[Task prompt] Take every line where the string "JSON" appears and copy it.

[Material to process]
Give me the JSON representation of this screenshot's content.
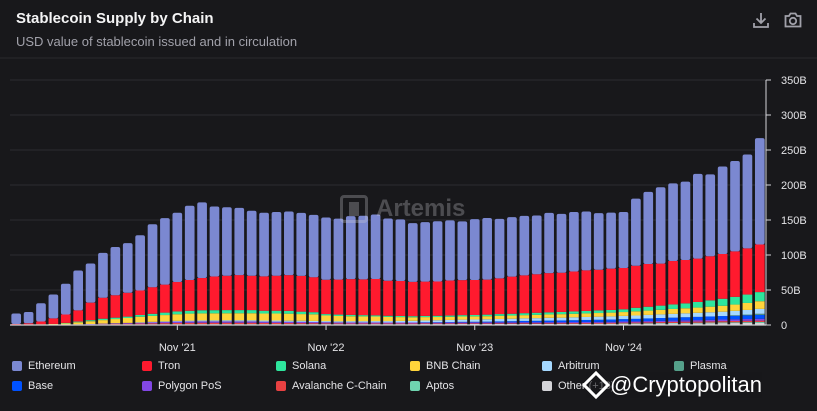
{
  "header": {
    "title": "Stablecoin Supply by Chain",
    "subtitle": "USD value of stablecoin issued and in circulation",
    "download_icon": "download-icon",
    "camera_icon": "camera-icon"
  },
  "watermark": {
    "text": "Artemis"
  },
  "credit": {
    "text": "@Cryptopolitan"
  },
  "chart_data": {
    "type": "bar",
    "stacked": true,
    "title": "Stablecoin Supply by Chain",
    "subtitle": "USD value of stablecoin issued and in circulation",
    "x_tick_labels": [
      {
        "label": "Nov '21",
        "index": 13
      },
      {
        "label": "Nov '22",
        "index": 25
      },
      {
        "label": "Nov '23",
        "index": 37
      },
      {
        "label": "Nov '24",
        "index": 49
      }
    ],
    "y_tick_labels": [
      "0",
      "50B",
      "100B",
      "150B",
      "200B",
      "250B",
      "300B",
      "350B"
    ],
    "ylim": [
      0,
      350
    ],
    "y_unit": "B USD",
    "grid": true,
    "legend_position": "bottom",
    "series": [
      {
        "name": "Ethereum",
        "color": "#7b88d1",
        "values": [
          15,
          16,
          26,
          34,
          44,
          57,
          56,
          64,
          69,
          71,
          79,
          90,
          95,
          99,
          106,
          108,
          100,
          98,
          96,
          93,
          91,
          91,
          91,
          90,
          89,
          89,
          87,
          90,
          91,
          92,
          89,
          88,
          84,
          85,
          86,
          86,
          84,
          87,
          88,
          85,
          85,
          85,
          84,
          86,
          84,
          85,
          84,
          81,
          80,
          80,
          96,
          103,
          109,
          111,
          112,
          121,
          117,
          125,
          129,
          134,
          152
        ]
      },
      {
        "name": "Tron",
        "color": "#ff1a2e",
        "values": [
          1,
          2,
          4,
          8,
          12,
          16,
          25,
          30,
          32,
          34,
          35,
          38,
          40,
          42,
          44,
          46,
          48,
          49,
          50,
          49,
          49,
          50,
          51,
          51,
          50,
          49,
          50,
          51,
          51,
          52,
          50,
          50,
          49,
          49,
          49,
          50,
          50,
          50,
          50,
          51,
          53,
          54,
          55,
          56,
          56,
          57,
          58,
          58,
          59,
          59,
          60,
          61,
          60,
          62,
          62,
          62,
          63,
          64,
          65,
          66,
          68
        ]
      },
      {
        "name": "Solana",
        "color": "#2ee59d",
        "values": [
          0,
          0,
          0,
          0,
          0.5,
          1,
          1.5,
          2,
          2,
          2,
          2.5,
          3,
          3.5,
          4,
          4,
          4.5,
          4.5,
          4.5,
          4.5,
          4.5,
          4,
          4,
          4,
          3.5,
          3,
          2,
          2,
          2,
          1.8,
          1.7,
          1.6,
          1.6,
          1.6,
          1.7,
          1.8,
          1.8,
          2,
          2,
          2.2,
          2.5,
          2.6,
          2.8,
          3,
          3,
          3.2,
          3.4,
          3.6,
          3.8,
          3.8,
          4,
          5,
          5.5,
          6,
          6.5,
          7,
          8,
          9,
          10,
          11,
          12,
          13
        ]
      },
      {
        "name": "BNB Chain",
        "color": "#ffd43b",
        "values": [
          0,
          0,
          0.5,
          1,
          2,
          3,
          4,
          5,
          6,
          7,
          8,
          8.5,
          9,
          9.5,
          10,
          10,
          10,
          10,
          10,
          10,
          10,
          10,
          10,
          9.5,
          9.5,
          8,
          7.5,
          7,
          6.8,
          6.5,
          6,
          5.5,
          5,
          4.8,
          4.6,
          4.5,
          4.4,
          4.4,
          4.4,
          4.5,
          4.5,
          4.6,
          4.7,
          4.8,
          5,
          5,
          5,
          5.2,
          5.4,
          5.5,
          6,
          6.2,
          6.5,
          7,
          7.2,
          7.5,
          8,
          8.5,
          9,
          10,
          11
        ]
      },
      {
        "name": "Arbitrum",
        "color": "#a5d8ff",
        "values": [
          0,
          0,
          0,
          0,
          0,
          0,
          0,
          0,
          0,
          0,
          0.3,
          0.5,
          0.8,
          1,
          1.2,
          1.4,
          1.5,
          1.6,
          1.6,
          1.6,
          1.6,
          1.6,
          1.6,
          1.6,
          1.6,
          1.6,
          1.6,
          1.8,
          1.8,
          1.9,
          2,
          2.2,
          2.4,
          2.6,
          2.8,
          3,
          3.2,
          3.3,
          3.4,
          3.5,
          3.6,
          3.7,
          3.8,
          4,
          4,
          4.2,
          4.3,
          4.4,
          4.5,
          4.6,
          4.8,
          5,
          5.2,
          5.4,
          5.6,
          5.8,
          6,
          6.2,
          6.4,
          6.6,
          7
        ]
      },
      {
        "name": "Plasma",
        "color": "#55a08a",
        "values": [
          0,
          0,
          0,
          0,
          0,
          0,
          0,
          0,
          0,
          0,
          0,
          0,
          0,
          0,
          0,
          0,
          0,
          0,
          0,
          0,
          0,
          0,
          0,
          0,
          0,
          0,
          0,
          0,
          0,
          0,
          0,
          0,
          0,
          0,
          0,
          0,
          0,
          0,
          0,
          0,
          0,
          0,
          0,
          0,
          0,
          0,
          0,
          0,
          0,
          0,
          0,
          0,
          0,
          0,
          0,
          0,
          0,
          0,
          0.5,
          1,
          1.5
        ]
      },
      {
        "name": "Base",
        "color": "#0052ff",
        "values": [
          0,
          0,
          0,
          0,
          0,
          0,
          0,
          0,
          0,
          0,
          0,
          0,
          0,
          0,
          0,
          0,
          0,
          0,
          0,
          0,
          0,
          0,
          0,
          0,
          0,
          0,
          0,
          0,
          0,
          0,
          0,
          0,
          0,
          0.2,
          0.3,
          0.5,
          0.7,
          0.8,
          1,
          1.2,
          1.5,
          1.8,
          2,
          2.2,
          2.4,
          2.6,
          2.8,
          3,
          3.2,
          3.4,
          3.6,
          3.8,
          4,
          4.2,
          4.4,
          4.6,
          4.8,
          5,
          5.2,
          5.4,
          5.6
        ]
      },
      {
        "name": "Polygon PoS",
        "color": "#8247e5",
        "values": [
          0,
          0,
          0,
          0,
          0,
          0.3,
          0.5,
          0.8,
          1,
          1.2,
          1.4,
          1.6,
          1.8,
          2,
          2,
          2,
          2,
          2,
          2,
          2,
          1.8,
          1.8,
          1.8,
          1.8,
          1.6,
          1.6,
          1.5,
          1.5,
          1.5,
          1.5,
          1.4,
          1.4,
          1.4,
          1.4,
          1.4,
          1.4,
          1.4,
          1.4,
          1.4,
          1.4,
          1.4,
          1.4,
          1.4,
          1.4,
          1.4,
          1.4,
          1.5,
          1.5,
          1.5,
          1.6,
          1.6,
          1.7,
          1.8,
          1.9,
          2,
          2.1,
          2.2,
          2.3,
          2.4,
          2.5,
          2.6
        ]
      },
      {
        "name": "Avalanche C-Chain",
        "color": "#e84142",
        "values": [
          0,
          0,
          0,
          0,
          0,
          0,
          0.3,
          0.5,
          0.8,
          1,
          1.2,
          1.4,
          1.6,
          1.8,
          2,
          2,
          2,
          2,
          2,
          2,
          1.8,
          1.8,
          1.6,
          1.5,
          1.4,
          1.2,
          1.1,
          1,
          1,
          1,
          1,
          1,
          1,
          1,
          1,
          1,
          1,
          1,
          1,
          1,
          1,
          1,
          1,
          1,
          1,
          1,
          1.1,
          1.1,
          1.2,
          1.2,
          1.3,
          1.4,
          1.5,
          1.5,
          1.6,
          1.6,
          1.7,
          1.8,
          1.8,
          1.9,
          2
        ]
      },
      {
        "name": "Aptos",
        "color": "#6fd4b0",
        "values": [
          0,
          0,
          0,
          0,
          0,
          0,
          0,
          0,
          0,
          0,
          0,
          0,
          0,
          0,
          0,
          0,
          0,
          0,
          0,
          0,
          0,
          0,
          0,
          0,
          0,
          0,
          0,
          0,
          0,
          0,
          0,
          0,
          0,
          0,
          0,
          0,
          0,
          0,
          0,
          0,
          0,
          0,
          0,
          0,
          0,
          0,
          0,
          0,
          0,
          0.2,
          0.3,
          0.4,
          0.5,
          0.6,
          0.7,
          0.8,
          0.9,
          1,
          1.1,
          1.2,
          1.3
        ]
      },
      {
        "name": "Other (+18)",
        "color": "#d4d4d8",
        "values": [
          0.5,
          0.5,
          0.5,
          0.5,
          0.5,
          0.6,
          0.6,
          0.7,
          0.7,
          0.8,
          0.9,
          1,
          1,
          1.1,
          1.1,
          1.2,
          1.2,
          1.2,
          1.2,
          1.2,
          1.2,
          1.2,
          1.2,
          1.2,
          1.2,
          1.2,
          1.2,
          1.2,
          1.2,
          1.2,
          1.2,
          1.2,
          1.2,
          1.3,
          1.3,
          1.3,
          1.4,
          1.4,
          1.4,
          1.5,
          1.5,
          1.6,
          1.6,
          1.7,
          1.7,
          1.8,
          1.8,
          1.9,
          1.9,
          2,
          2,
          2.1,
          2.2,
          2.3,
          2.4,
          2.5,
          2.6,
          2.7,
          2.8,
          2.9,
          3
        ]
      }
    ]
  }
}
---
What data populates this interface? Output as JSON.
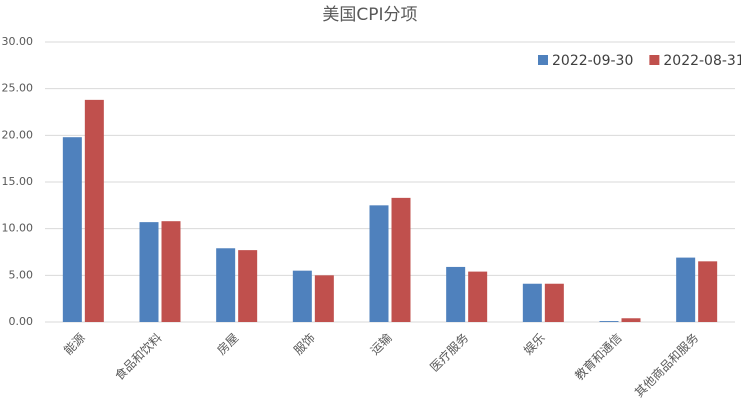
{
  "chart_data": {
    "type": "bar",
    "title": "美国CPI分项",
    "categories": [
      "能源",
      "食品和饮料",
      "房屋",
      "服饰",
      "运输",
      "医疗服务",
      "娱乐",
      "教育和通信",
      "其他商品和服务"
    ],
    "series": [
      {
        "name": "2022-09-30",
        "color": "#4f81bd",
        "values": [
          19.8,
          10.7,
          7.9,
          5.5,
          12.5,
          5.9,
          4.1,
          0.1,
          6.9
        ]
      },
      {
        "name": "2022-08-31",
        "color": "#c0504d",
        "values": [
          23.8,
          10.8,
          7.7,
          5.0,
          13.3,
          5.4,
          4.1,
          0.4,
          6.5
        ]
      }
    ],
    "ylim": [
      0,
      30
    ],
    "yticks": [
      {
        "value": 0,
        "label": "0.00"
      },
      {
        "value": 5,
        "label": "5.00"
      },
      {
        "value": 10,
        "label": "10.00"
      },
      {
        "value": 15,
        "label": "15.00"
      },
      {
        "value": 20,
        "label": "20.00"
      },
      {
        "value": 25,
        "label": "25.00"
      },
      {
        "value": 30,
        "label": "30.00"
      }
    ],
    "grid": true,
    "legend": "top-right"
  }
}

[Answer in full]
Give me the JSON representation of this screenshot's content.
What data populates this interface? Output as JSON.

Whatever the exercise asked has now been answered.